# ENTRIES start

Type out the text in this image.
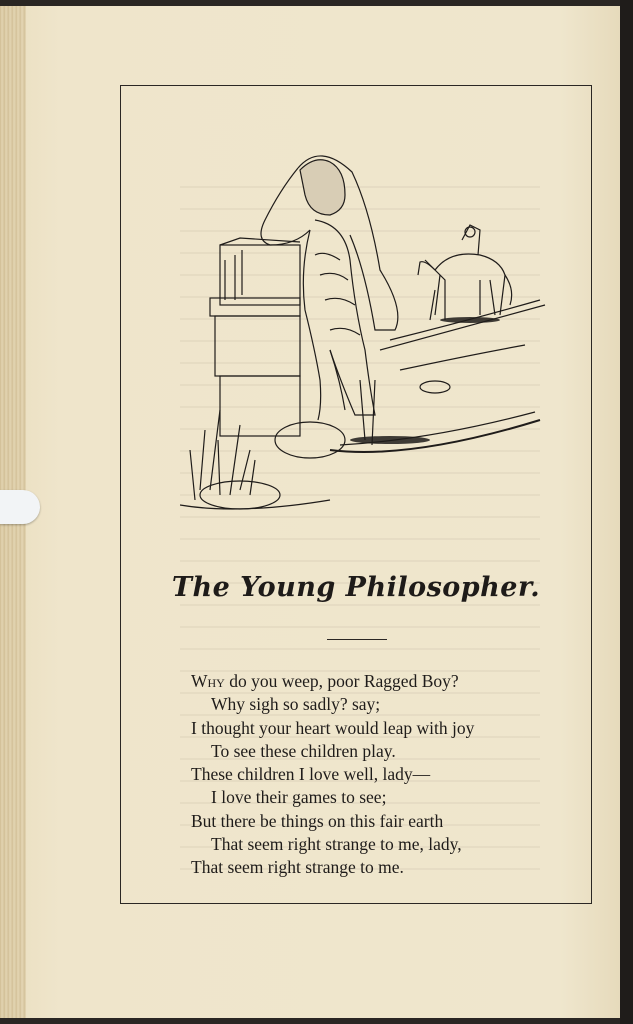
The Young Philosopher.
Why do you weep, poor Ragged Boy?
Why sigh so sadly? say;
I thought your heart would leap with joy
To see these children play.
These children I love well, lady—
I love their games to see;
But there be things on this fair earth
That seem right strange to me, lady,
That seem right strange to me.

# ENTRIES end

STATED PROBLEM.
Copy the records word for word, leaving no picture in the copy.

RESULT FOR THIS TASK.
Type out the text in this image.
The Young Philosopher.
Why do you weep, poor Ragged Boy?
Why sigh so sadly? say;
I thought your heart would leap with joy
To see these children play.
These children I love well, lady—
I love their games to see;
But there be things on this fair earth
That seem right strange to me, lady,
That seem right strange to me.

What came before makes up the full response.